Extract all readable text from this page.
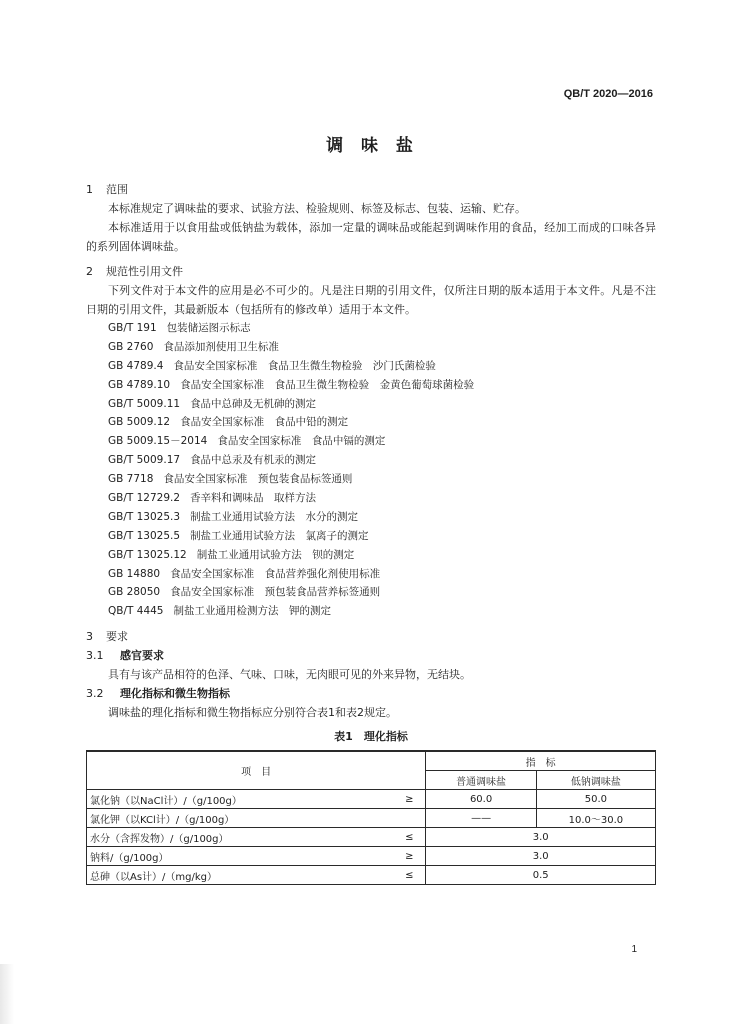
QB/T 2020—2016
调 味 盐
1	范围
本标准规定了调味盐的要求、试验方法、检验规则、标签及标志、包装、运输、贮存。
本标准适用于以食用盐或低钠盐为载体，添加一定量的调味品或能起到调味作用的食品，经加工而成的口味各异的系列固体调味盐。
2	规范性引用文件
下列文件对于本文件的应用是必不可少的。凡是注日期的引用文件，仅所注日期的版本适用于本文件。凡是不注日期的引用文件，其最新版本（包括所有的修改单）适用于本文件。
GB/T 191 包装储运图示标志
GB 2760 食品添加剂使用卫生标准
GB 4789.4 食品安全国家标准　食品卫生微生物检验　沙门氏菌检验
GB 4789.10 食品安全国家标准　食品卫生微生物检验　金黄色葡萄球菌检验
GB/T 5009.11 食品中总砷及无机砷的测定
GB 5009.12 食品安全国家标准　食品中铅的测定
GB 5009.15－2014 食品安全国家标准　食品中镉的测定
GB/T 5009.17 食品中总汞及有机汞的测定
GB 7718 食品安全国家标准　预包装食品标签通则
GB/T 12729.2 香辛料和调味品　取样方法
GB/T 13025.3 制盐工业通用试验方法　水分的测定
GB/T 13025.5 制盐工业通用试验方法　氯离子的测定
GB/T 13025.12 制盐工业通用试验方法　钡的测定
GB 14880 食品安全国家标准　食品营养强化剂使用标准
GB 28050 食品安全国家标准　预包装食品营养标签通则
QB/T 4445 制盐工业通用检测方法　钾的测定
3	要求
3.1 感官要求
具有与该产品相符的色泽、气味、口味，无肉眼可见的外来异物，无结块。
3.2 理化指标和微生物指标
调味盐的理化指标和微生物指标应分别符合表1和表2规定。
表1　理化指标
项　目		指　标	
		普通调味盐	低钠调味盐
氯化钠（以NaCl计）/（g/100g）	≥	60.0	50.0
氯化钾（以KCl计）/（g/100g）		——	10.0～30.0
水分（含挥发物）/（g/100g）	≤	3.0	
钠料/（g/100g）	≥	3.0	
总砷（以As计）/（mg/kg）	≤	0.5	
1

========

Transcribe each entry precisely as given, leaving the pictures out.

Extract all readable text from this page.
QB/T 2020—2016
调 味 盐
1	范围
本标准规定了调味盐的要求、试验方法、检验规则、标签及标志、包装、运输、贮存。
本标准适用于以食用盐或低钠盐为载体，添加一定量的调味品或能起到调味作用的食品，经加工而成的口味各异的系列固体调味盐。
2	规范性引用文件
下列文件对于本文件的应用是必不可少的。凡是注日期的引用文件，仅所注日期的版本适用于本文件。凡是不注日期的引用文件，其最新版本（包括所有的修改单）适用于本文件。
GB/T 191 包装储运图示标志
GB 2760 食品添加剂使用卫生标准
GB 4789.4 食品安全国家标准　食品卫生微生物检验　沙门氏菌检验
GB 4789.10 食品安全国家标准　食品卫生微生物检验　金黄色葡萄球菌检验
GB/T 5009.11 食品中总砷及无机砷的测定
GB 5009.12 食品安全国家标准　食品中铅的测定
GB 5009.15－2014 食品安全国家标准　食品中镉的测定
GB/T 5009.17 食品中总汞及有机汞的测定
GB 7718 食品安全国家标准　预包装食品标签通则
GB/T 12729.2 香辛料和调味品　取样方法
GB/T 13025.3 制盐工业通用试验方法　水分的测定
GB/T 13025.5 制盐工业通用试验方法　氯离子的测定
GB/T 13025.12 制盐工业通用试验方法　钡的测定
GB 14880 食品安全国家标准　食品营养强化剂使用标准
GB 28050 食品安全国家标准　预包装食品营养标签通则
QB/T 4445 制盐工业通用检测方法　钾的测定
3	要求
3.1 感官要求
具有与该产品相符的色泽、气味、口味，无肉眼可见的外来异物，无结块。
3.2 理化指标和微生物指标
调味盐的理化指标和微生物指标应分别符合表1和表2规定。
表1　理化指标
项　目		指　标	
		普通调味盐	低钠调味盐
氯化钠（以NaCl计）/（g/100g）	≥	60.0	50.0
氯化钾（以KCl计）/（g/100g）		——	10.0～30.0
水分（含挥发物）/（g/100g）	≤	3.0	
钠料/（g/100g）	≥	3.0	
总砷（以As计）/（mg/kg）	≤	0.5	
1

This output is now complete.